What the task asks:
Gather all lines from the material that contain the word "Residue".

[Dataset excerpt]
────────────────────────────────────────

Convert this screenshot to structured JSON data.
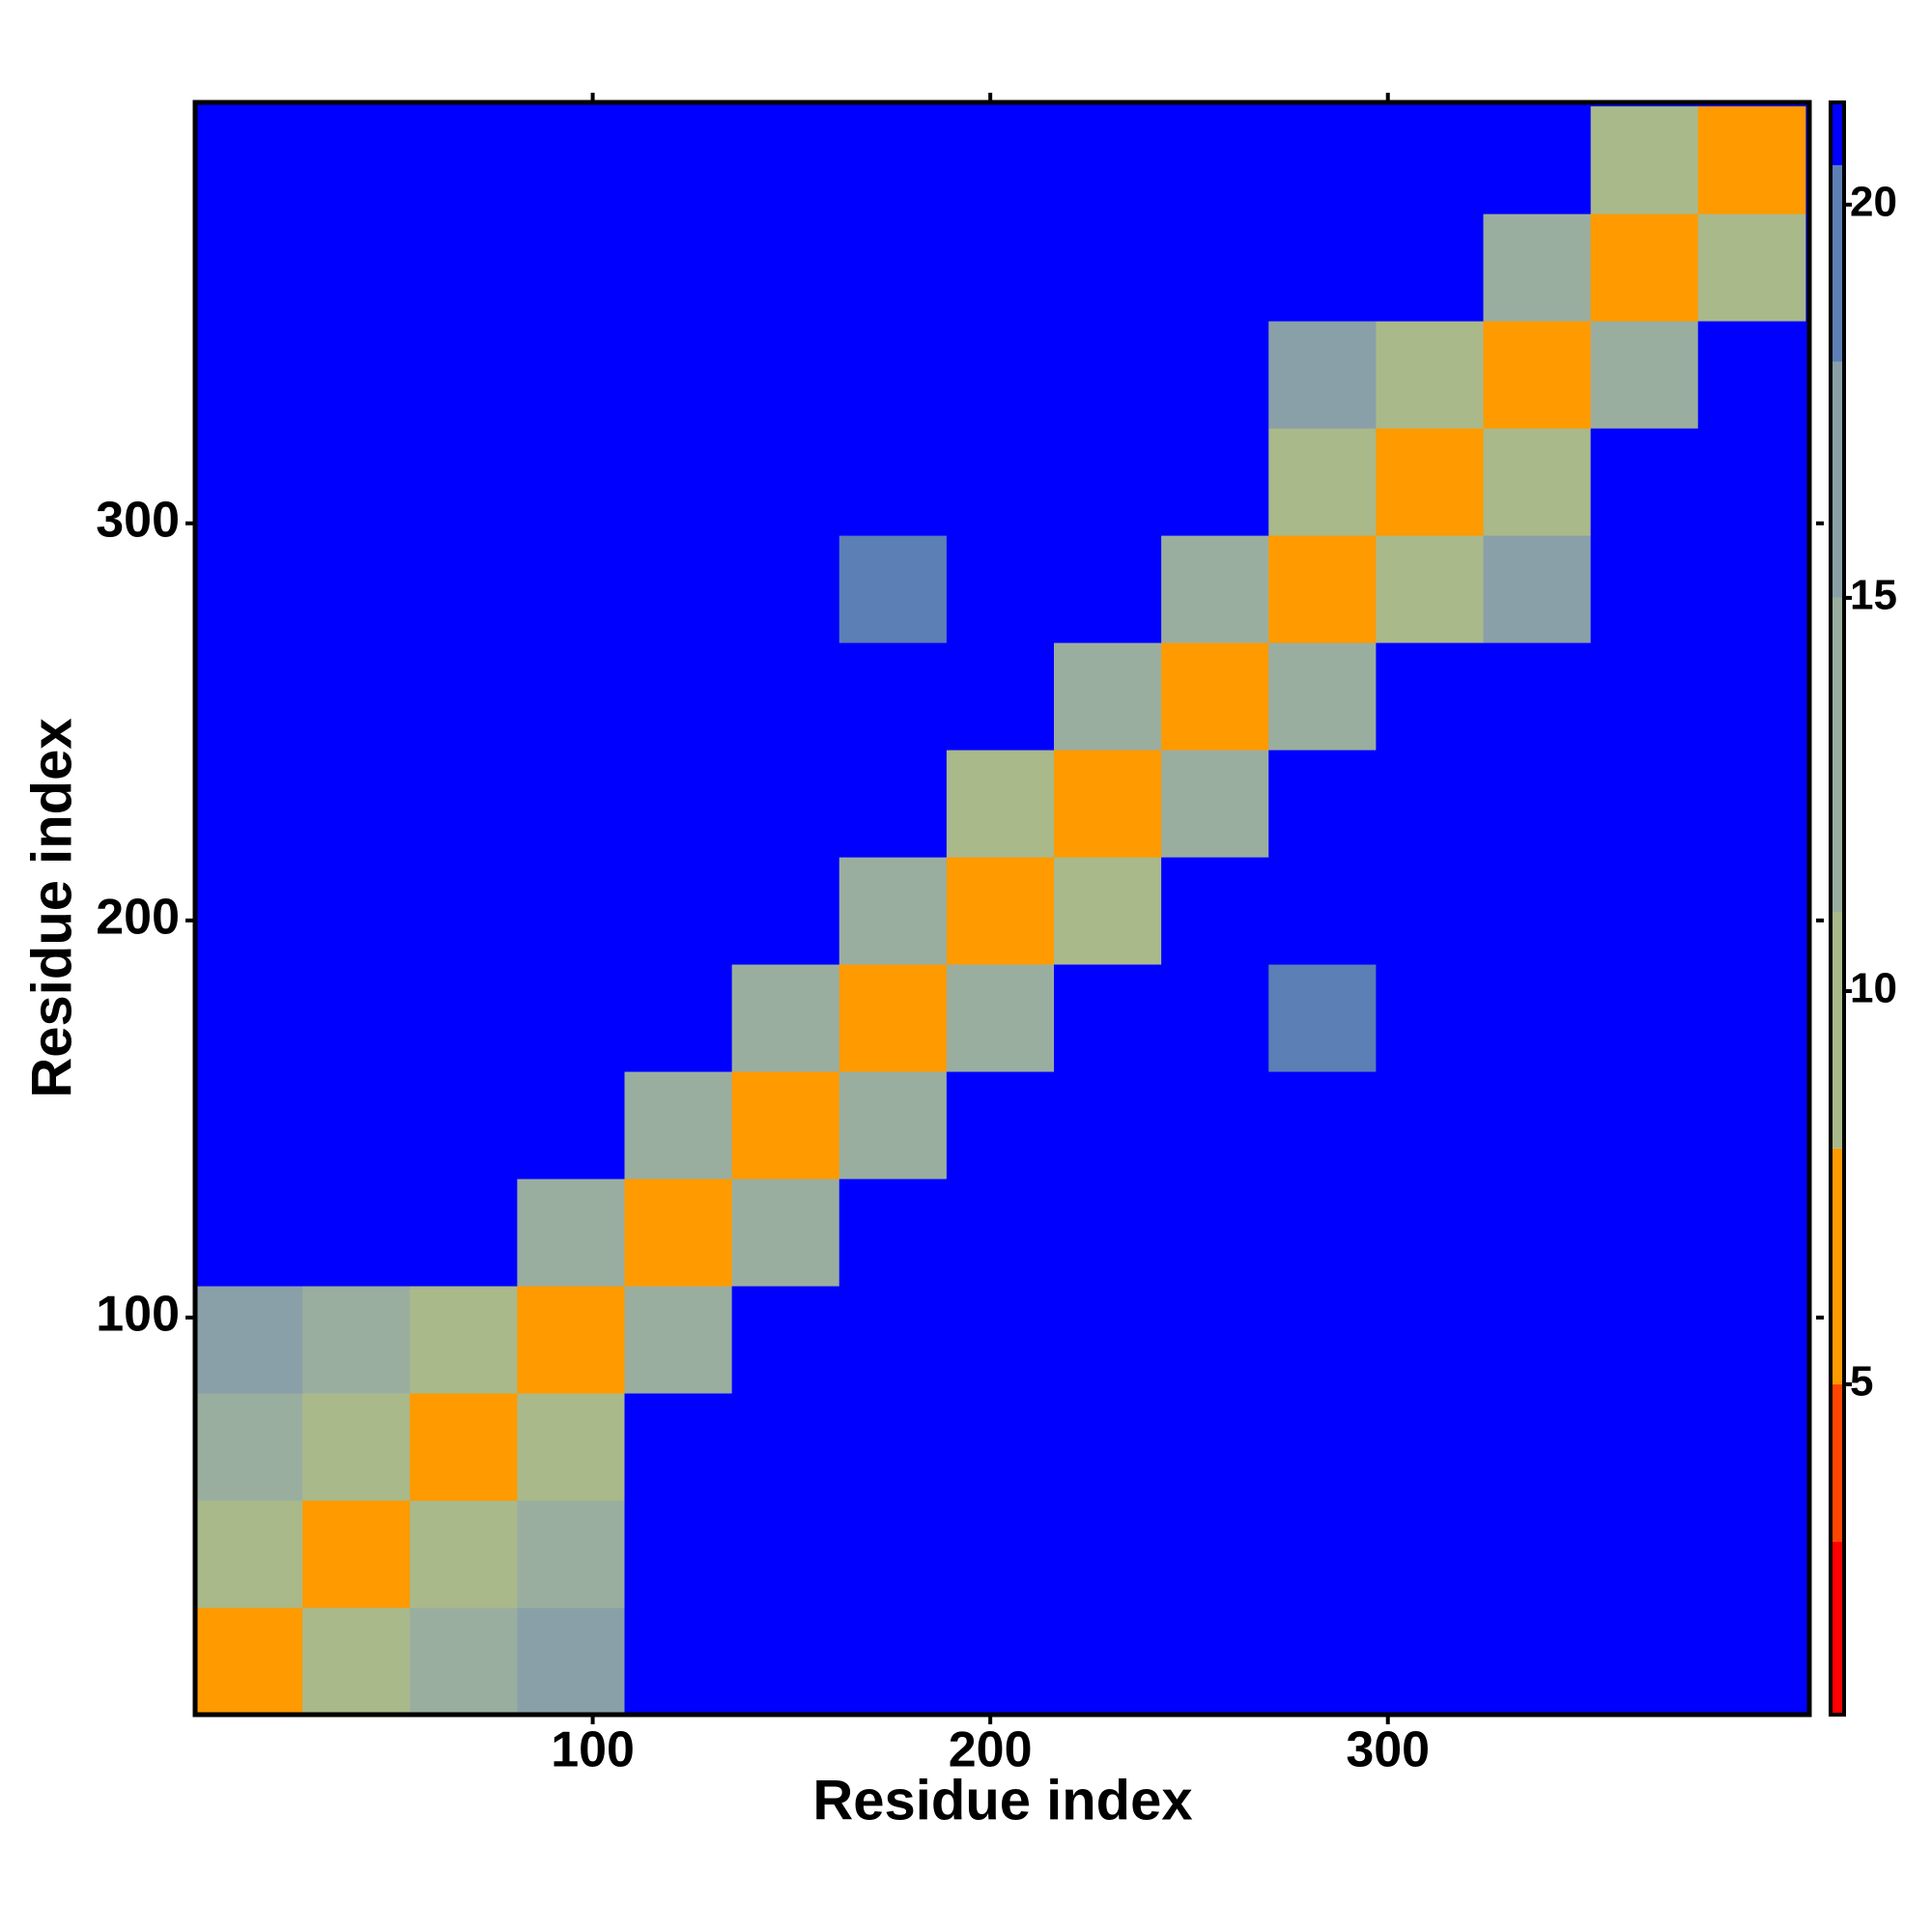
{
  "chart_data": {
    "type": "heatmap",
    "xlabel": "Residue index",
    "ylabel": "Residue index",
    "bins": [
      0,
      27,
      54,
      81,
      108,
      135,
      162,
      189,
      216,
      243,
      270,
      297,
      324,
      351,
      378,
      405
    ],
    "xlim": [
      0,
      406
    ],
    "ylim": [
      0,
      406
    ],
    "xticks": [
      100,
      200,
      300
    ],
    "yticks": [
      100,
      200,
      300
    ],
    "z": [
      [
        6,
        11,
        13,
        16,
        21,
        21,
        21,
        21,
        21,
        21,
        21,
        21,
        21,
        21,
        21
      ],
      [
        11,
        6,
        11,
        14,
        21,
        21,
        21,
        21,
        21,
        21,
        21,
        21,
        21,
        21,
        21
      ],
      [
        13,
        11,
        6,
        10,
        21,
        21,
        21,
        21,
        21,
        21,
        21,
        21,
        21,
        21,
        21
      ],
      [
        16,
        14,
        10,
        6,
        13,
        21,
        21,
        21,
        21,
        21,
        21,
        21,
        21,
        21,
        21
      ],
      [
        21,
        21,
        21,
        13,
        6,
        13,
        21,
        21,
        21,
        21,
        21,
        21,
        21,
        21,
        21
      ],
      [
        21,
        21,
        21,
        21,
        13,
        6,
        13,
        21,
        21,
        21,
        21,
        21,
        21,
        21,
        21
      ],
      [
        21,
        21,
        21,
        21,
        21,
        13,
        6,
        13,
        21,
        21,
        20,
        21,
        21,
        21,
        21
      ],
      [
        21,
        21,
        21,
        21,
        21,
        21,
        13,
        6,
        10,
        21,
        21,
        21,
        21,
        21,
        21
      ],
      [
        21,
        21,
        21,
        21,
        21,
        21,
        21,
        10,
        6,
        13,
        21,
        21,
        21,
        21,
        21
      ],
      [
        21,
        21,
        21,
        21,
        21,
        21,
        21,
        21,
        13,
        6,
        13,
        21,
        21,
        21,
        21
      ],
      [
        21,
        21,
        21,
        21,
        21,
        21,
        20,
        21,
        21,
        13,
        6,
        10,
        17,
        21,
        21
      ],
      [
        21,
        21,
        21,
        21,
        21,
        21,
        21,
        21,
        21,
        21,
        10,
        6,
        11,
        21,
        21
      ],
      [
        21,
        21,
        21,
        21,
        21,
        21,
        21,
        21,
        21,
        21,
        17,
        11,
        6,
        13,
        21
      ],
      [
        21,
        21,
        21,
        21,
        21,
        21,
        21,
        21,
        21,
        21,
        21,
        21,
        13,
        6,
        11
      ],
      [
        21,
        21,
        21,
        21,
        21,
        21,
        21,
        21,
        21,
        21,
        21,
        21,
        21,
        11,
        6
      ]
    ],
    "colorbar": {
      "lim": [
        0.8,
        21.3
      ],
      "ticks": [
        5,
        10,
        15,
        20
      ],
      "stops": [
        {
          "value": 3,
          "color": "#ff0000"
        },
        {
          "value": 5,
          "color": "#ff4500"
        },
        {
          "value": 8,
          "color": "#ff9a00"
        },
        {
          "value": 11,
          "color": "#a9b98a"
        },
        {
          "value": 15,
          "color": "#9aaea0"
        },
        {
          "value": 18,
          "color": "#8aa0a8"
        },
        {
          "value": 20.5,
          "color": "#5c7fb5"
        },
        {
          "value": 21.3,
          "color": "#0000ff"
        }
      ]
    }
  }
}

────────────────────────────────────────

Result for this task:
    "xlabel": "Residue index",
    "ylabel": "Residue index",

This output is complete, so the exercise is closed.